Problem details
Among the lines below, count those with "Norge". Give only the number.

Data items
--------------------------------------------------
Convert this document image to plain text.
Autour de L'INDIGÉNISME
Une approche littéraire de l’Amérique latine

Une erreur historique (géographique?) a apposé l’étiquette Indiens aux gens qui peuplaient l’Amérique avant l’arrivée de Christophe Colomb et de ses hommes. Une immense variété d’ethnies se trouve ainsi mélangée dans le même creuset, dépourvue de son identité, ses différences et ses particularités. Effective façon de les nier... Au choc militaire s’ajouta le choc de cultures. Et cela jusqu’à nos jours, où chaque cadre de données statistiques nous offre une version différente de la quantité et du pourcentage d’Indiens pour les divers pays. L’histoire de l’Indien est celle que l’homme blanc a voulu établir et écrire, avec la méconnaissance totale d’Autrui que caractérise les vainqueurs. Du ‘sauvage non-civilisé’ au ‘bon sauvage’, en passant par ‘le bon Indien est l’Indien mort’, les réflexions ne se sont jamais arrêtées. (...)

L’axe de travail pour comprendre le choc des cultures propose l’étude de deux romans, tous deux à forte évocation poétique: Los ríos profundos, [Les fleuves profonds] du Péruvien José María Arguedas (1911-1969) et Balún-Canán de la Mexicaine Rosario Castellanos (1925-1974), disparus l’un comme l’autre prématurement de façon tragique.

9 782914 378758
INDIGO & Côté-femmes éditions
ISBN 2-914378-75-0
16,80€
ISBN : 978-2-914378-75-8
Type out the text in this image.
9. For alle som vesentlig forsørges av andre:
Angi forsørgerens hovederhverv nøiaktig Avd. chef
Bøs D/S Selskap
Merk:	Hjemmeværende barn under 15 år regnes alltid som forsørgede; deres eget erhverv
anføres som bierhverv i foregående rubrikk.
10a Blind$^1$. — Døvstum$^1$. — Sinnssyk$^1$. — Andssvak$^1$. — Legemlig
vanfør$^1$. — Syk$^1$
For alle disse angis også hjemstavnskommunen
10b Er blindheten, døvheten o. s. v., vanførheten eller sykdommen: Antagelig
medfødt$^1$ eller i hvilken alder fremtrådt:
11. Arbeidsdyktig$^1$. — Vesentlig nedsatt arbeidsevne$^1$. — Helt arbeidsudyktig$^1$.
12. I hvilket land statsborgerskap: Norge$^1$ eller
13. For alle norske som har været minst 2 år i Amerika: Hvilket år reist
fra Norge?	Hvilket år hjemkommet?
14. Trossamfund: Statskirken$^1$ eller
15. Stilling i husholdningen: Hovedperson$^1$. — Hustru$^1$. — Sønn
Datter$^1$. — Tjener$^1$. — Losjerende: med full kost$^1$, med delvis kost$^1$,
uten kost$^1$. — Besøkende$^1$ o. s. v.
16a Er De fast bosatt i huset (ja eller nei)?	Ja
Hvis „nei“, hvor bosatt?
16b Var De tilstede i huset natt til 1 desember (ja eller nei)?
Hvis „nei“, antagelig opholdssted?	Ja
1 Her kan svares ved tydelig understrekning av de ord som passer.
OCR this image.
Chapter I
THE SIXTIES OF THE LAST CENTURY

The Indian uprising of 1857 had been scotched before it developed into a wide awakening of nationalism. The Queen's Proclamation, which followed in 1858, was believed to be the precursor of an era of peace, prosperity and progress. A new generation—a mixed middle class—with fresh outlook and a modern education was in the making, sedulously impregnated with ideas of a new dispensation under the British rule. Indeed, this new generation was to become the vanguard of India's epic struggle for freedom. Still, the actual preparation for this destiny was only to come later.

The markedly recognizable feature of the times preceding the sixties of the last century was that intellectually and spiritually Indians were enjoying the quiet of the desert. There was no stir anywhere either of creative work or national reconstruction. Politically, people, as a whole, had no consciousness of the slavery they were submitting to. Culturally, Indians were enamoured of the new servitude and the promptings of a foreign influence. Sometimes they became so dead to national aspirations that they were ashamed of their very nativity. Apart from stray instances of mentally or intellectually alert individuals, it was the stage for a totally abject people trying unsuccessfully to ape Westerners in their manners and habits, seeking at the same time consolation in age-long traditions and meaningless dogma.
--------------------------------------------------
Correct result
2